━━ DATA ━━

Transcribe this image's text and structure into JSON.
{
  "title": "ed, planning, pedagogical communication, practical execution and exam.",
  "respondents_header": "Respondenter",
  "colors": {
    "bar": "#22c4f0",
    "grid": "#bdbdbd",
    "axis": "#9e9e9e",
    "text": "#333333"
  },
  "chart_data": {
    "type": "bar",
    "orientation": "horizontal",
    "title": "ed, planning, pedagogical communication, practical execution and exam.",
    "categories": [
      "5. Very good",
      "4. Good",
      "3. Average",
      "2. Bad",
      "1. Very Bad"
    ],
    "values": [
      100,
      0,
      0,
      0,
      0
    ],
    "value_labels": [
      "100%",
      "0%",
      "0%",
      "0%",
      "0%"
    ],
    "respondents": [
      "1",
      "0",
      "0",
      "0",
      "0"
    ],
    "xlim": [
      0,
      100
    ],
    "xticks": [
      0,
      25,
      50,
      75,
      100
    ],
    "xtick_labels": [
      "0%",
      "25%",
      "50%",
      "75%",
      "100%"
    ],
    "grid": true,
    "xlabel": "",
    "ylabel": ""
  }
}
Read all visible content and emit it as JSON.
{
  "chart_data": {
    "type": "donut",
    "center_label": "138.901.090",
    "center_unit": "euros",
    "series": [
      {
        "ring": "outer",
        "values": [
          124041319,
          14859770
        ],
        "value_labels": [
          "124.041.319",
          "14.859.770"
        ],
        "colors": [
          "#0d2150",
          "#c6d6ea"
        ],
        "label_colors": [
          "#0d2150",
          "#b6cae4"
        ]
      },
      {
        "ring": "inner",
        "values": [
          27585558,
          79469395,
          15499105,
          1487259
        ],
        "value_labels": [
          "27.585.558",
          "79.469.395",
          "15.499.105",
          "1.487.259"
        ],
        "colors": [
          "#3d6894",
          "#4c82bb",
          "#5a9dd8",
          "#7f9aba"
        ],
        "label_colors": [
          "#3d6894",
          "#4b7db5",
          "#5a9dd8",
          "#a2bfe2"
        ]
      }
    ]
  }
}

━━━

Transcribe exactly, and only, the lines from the one bearing "Read all visible content and emit it as JSON." through the last line of the entries, counting both.

Read all visible content and emit it as JSON.
{
  "chart_data": {
    "type": "donut",
    "center_label": "138.901.090",
    "center_unit": "euros",
    "series": [
      {
        "ring": "outer",
        "values": [
          124041319,
          14859770
        ],
        "value_labels": [
          "124.041.319",
          "14.859.770"
        ],
        "colors": [
          "#0d2150",
          "#c6d6ea"
        ],
        "label_colors": [
          "#0d2150",
          "#b6cae4"
        ]
      },
      {
        "ring": "inner",
        "values": [
          27585558,
          79469395,
          15499105,
          1487259
        ],
        "value_labels": [
          "27.585.558",
          "79.469.395",
          "15.499.105",
          "1.487.259"
        ],
        "colors": [
          "#3d6894",
          "#4c82bb",
          "#5a9dd8",
          "#7f9aba"
        ],
        "label_colors": [
          "#3d6894",
          "#4b7db5",
          "#5a9dd8",
          "#a2bfe2"
        ]
      }
    ]
  }
}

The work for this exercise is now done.